=== Exercise task ===
Copy out the entries in full and with complete accuracy; pictures are excluded.

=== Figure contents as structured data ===
>> begin

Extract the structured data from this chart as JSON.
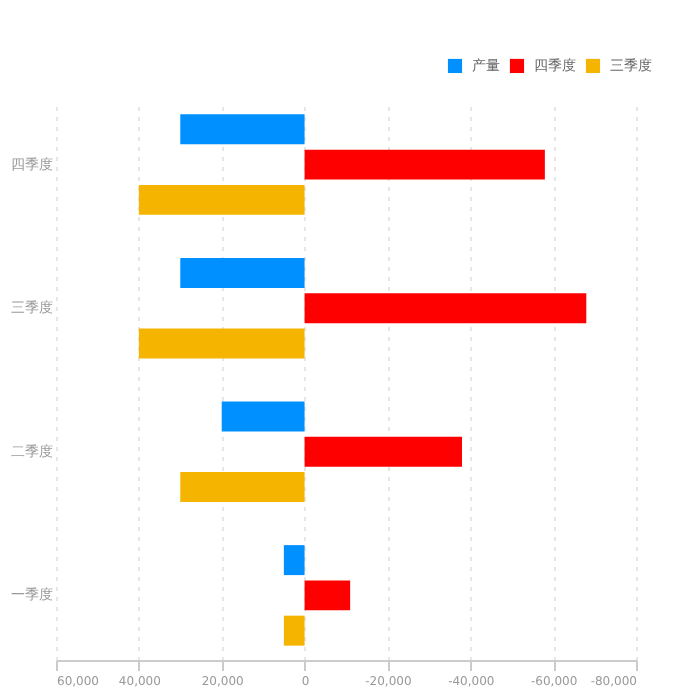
{
  "chart_data": {
    "type": "bar",
    "orientation": "horizontal",
    "categories": [
      "四季度",
      "三季度",
      "二季度",
      "一季度"
    ],
    "series": [
      {
        "name": "产量",
        "color": "#0090ff",
        "values": [
          30000,
          30000,
          20000,
          5000
        ]
      },
      {
        "name": "四季度",
        "color": "#ff0000",
        "values": [
          -58000,
          -68000,
          -38000,
          -11000
        ]
      },
      {
        "name": "三季度",
        "color": "#f5b400",
        "values": [
          40000,
          40000,
          30000,
          5000
        ]
      }
    ],
    "xlim": [
      60000,
      -80000
    ],
    "xticks": [
      {
        "value": 60000,
        "label": "60,000"
      },
      {
        "value": 40000,
        "label": "40,000"
      },
      {
        "value": 20000,
        "label": "20,000"
      },
      0,
      {
        "value": -20000,
        "label": "-20,000"
      },
      {
        "value": -40000,
        "label": "-40,000"
      },
      {
        "value": -60000,
        "label": "-60,000"
      },
      {
        "value": -80000,
        "label": "-80,000"
      }
    ],
    "grid": "x",
    "legend": "top right"
  }
}
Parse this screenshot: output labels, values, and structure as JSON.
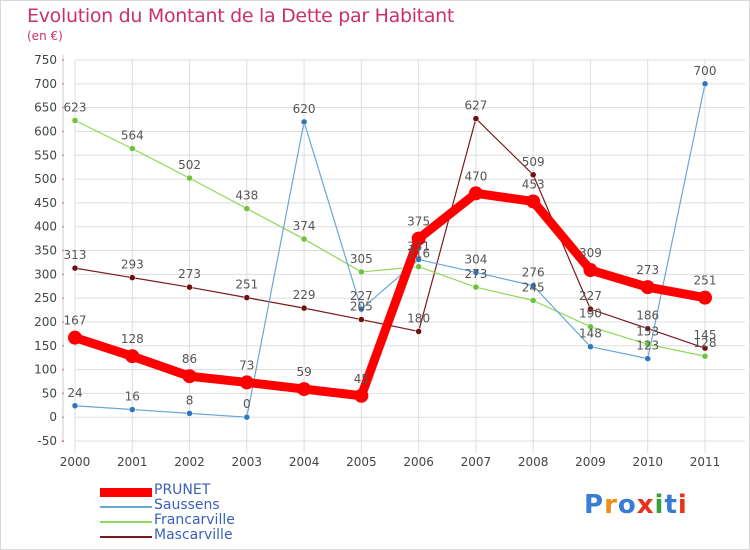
{
  "title": "Evolution du Montant de la Dette par Habitant",
  "unit": "(en €)",
  "logo": {
    "text": "Proxiti",
    "letter_colors": [
      "#3a7bd5",
      "#f08c1a",
      "#3a7bd5",
      "#e8331a",
      "#3aa13a",
      "#3a7bd5",
      "#e8331a"
    ]
  },
  "chart_data": {
    "type": "line",
    "title": "Evolution du Montant de la Dette par Habitant",
    "ylabel": "(en €)",
    "xlabel": "",
    "x": [
      "2000",
      "2001",
      "2002",
      "2003",
      "2004",
      "2005",
      "2006",
      "2007",
      "2008",
      "2009",
      "2010",
      "2011"
    ],
    "ylim": [
      -50,
      750
    ],
    "yticks": [
      -50,
      0,
      50,
      100,
      150,
      200,
      250,
      300,
      350,
      400,
      450,
      500,
      550,
      600,
      650,
      700,
      750
    ],
    "grid": true,
    "legend": "bottom-left",
    "series": [
      {
        "name": "Mascarville",
        "color": "#7a1a1e",
        "marker": "#6e1010",
        "width": 1.2,
        "values": [
          313,
          293,
          273,
          251,
          229,
          205,
          180,
          627,
          509,
          227,
          186,
          145
        ],
        "labels": [
          "313",
          "293",
          "273",
          "251",
          "229",
          "205",
          "180",
          "627",
          "509",
          "227",
          "186",
          "145"
        ]
      },
      {
        "name": "Francarville",
        "color": "#8fd95a",
        "marker": "#6cc23a",
        "width": 1.2,
        "values": [
          623,
          564,
          502,
          438,
          374,
          305,
          316,
          273,
          245,
          190,
          153,
          128
        ],
        "labels": [
          "623",
          "564",
          "502",
          "438",
          "374",
          "305",
          "316",
          "273",
          "245",
          "190",
          "153",
          "128"
        ]
      },
      {
        "name": "Saussens",
        "color": "#6aa6d6",
        "marker": "#2f78c0",
        "width": 1.2,
        "values": [
          24,
          16,
          8,
          0,
          620,
          227,
          331,
          304,
          276,
          148,
          123,
          700
        ],
        "labels": [
          "24",
          "16",
          "8",
          "0",
          "620",
          "227",
          "331",
          "304",
          "276",
          "148",
          "123",
          "700"
        ]
      },
      {
        "name": "PRUNET",
        "color": "#ff0000",
        "marker": "#ff0000",
        "width": 9,
        "values": [
          167,
          128,
          86,
          73,
          59,
          45,
          375,
          470,
          453,
          309,
          273,
          251
        ],
        "labels": [
          "167",
          "128",
          "86",
          "73",
          "59",
          "45",
          "375",
          "470",
          "453",
          "309",
          "273",
          "251"
        ]
      }
    ]
  },
  "legend_items": [
    {
      "name": "PRUNET",
      "color": "#ff0000",
      "width": 9
    },
    {
      "name": "Saussens",
      "color": "#6aa6d6",
      "width": 2
    },
    {
      "name": "Francarville",
      "color": "#8fd95a",
      "width": 2
    },
    {
      "name": "Mascarville",
      "color": "#7a1a1e",
      "width": 2
    }
  ]
}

>> end

=== Response to this exercise ===
Extract the structured data from this chart as JSON.
{
  "chart_data": {
    "type": "bar",
    "orientation": "horizontal",
    "categories": [
      "四季度",
      "三季度",
      "二季度",
      "一季度"
    ],
    "series": [
      {
        "name": "产量",
        "color": "#0090ff",
        "values": [
          30000,
          30000,
          20000,
          5000
        ]
      },
      {
        "name": "四季度",
        "color": "#ff0000",
        "values": [
          -58000,
          -68000,
          -38000,
          -11000
        ]
      },
      {
        "name": "三季度",
        "color": "#f5b400",
        "values": [
          40000,
          40000,
          30000,
          5000
        ]
      }
    ],
    "xlim": [
      60000,
      -80000
    ],
    "xticks": [
      {
        "value": 60000,
        "label": "60,000"
      },
      {
        "value": 40000,
        "label": "40,000"
      },
      {
        "value": 20000,
        "label": "20,000"
      },
      0,
      {
        "value": -20000,
        "label": "-20,000"
      },
      {
        "value": -40000,
        "label": "-40,000"
      },
      {
        "value": -60000,
        "label": "-60,000"
      },
      {
        "value": -80000,
        "label": "-80,000"
      }
    ],
    "grid": "x",
    "legend": "top right"
  }
}
Parse this screenshot: output labels, values, and structure as JSON.
{
  "title": "Evolution du Montant de la Dette par Habitant",
  "unit": "(en €)",
  "logo": {
    "text": "Proxiti",
    "letter_colors": [
      "#3a7bd5",
      "#f08c1a",
      "#3a7bd5",
      "#e8331a",
      "#3aa13a",
      "#3a7bd5",
      "#e8331a"
    ]
  },
  "chart_data": {
    "type": "line",
    "title": "Evolution du Montant de la Dette par Habitant",
    "ylabel": "(en €)",
    "xlabel": "",
    "x": [
      "2000",
      "2001",
      "2002",
      "2003",
      "2004",
      "2005",
      "2006",
      "2007",
      "2008",
      "2009",
      "2010",
      "2011"
    ],
    "ylim": [
      -50,
      750
    ],
    "yticks": [
      -50,
      0,
      50,
      100,
      150,
      200,
      250,
      300,
      350,
      400,
      450,
      500,
      550,
      600,
      650,
      700,
      750
    ],
    "grid": true,
    "legend": "bottom-left",
    "series": [
      {
        "name": "Mascarville",
        "color": "#7a1a1e",
        "marker": "#6e1010",
        "width": 1.2,
        "values": [
          313,
          293,
          273,
          251,
          229,
          205,
          180,
          627,
          509,
          227,
          186,
          145
        ],
        "labels": [
          "313",
          "293",
          "273",
          "251",
          "229",
          "205",
          "180",
          "627",
          "509",
          "227",
          "186",
          "145"
        ]
      },
      {
        "name": "Francarville",
        "color": "#8fd95a",
        "marker": "#6cc23a",
        "width": 1.2,
        "values": [
          623,
          564,
          502,
          438,
          374,
          305,
          316,
          273,
          245,
          190,
          153,
          128
        ],
        "labels": [
          "623",
          "564",
          "502",
          "438",
          "374",
          "305",
          "316",
          "273",
          "245",
          "190",
          "153",
          "128"
        ]
      },
      {
        "name": "Saussens",
        "color": "#6aa6d6",
        "marker": "#2f78c0",
        "width": 1.2,
        "values": [
          24,
          16,
          8,
          0,
          620,
          227,
          331,
          304,
          276,
          148,
          123,
          700
        ],
        "labels": [
          "24",
          "16",
          "8",
          "0",
          "620",
          "227",
          "331",
          "304",
          "276",
          "148",
          "123",
          "700"
        ]
      },
      {
        "name": "PRUNET",
        "color": "#ff0000",
        "marker": "#ff0000",
        "width": 9,
        "values": [
          167,
          128,
          86,
          73,
          59,
          45,
          375,
          470,
          453,
          309,
          273,
          251
        ],
        "labels": [
          "167",
          "128",
          "86",
          "73",
          "59",
          "45",
          "375",
          "470",
          "453",
          "309",
          "273",
          "251"
        ]
      }
    ]
  },
  "legend_items": [
    {
      "name": "PRUNET",
      "color": "#ff0000",
      "width": 9
    },
    {
      "name": "Saussens",
      "color": "#6aa6d6",
      "width": 2
    },
    {
      "name": "Francarville",
      "color": "#8fd95a",
      "width": 2
    },
    {
      "name": "Mascarville",
      "color": "#7a1a1e",
      "width": 2
    }
  ]
}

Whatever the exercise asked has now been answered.